» Stated task
Set down exactly the lines running from the line with "Give me a plain-text" to the end of the listing below, both ends included.

» Input data
■ ■ ■ ■ ■
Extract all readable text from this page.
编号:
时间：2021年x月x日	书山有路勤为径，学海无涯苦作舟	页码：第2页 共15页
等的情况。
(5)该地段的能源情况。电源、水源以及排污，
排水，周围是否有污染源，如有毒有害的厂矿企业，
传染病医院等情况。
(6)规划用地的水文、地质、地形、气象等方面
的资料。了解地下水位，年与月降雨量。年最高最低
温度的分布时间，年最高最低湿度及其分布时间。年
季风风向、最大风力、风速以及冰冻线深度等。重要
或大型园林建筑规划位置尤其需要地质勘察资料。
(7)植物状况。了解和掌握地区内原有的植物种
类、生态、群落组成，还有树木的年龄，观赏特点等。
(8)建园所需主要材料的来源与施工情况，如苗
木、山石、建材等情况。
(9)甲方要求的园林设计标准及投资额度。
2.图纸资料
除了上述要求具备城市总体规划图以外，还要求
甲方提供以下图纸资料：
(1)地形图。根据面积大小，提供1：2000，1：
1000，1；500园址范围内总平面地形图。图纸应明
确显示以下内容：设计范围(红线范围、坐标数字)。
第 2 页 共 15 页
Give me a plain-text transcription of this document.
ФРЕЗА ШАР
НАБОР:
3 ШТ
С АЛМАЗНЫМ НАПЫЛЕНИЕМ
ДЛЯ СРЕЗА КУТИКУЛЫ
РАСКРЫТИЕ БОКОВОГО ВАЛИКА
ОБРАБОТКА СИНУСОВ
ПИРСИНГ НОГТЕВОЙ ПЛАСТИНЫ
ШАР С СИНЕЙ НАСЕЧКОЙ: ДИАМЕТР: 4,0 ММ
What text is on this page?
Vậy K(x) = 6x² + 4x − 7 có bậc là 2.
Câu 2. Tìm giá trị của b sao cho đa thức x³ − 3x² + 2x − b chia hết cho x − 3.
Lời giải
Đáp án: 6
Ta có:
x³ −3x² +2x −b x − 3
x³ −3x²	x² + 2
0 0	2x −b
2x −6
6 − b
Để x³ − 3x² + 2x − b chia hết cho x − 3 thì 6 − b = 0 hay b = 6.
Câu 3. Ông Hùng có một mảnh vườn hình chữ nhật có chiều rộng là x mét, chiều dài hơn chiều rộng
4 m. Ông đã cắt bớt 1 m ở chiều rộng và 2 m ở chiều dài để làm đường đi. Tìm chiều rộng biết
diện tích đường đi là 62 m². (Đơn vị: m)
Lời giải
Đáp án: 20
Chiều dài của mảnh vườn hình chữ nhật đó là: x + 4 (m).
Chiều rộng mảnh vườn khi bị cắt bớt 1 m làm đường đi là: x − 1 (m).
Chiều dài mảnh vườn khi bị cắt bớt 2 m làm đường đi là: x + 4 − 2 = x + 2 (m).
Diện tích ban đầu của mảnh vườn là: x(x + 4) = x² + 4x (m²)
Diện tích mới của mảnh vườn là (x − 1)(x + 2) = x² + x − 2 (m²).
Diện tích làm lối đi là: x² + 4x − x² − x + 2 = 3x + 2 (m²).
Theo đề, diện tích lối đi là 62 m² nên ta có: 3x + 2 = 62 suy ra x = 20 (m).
■ ■ ■ ■ ■
» Answer to this task
Give me a plain-text transcription of this document.
ФРЕЗА ШАР
НАБОР:
3 ШТ
С АЛМАЗНЫМ НАПЫЛЕНИЕМ
ДЛЯ СРЕЗА КУТИКУЛЫ
РАСКРЫТИЕ БОКОВОГО ВАЛИКА
ОБРАБОТКА СИНУСОВ
ПИРСИНГ НОГТЕВОЙ ПЛАСТИНЫ
ШАР С СИНЕЙ НАСЕЧКОЙ: ДИАМЕТР: 4,0 ММ
What text is on this page?
Vậy K(x) = 6x² + 4x − 7 có bậc là 2.
Câu 2. Tìm giá trị của b sao cho đa thức x³ − 3x² + 2x − b chia hết cho x − 3.
Lời giải
Đáp án: 6
Ta có:
x³ −3x² +2x −b x − 3
x³ −3x²	x² + 2
0 0	2x −b
2x −6
6 − b
Để x³ − 3x² + 2x − b chia hết cho x − 3 thì 6 − b = 0 hay b = 6.
Câu 3. Ông Hùng có một mảnh vườn hình chữ nhật có chiều rộng là x mét, chiều dài hơn chiều rộng
4 m. Ông đã cắt bớt 1 m ở chiều rộng và 2 m ở chiều dài để làm đường đi. Tìm chiều rộng biết
diện tích đường đi là 62 m². (Đơn vị: m)
Lời giải
Đáp án: 20
Chiều dài của mảnh vườn hình chữ nhật đó là: x + 4 (m).
Chiều rộng mảnh vườn khi bị cắt bớt 1 m làm đường đi là: x − 1 (m).
Chiều dài mảnh vườn khi bị cắt bớt 2 m làm đường đi là: x + 4 − 2 = x + 2 (m).
Diện tích ban đầu của mảnh vườn là: x(x + 4) = x² + 4x (m²)
Diện tích mới của mảnh vườn là (x − 1)(x + 2) = x² + x − 2 (m²).
Diện tích làm lối đi là: x² + 4x − x² − x + 2 = 3x + 2 (m²).
Theo đề, diện tích lối đi là 62 m² nên ta có: 3x + 2 = 62 suy ra x = 20 (m).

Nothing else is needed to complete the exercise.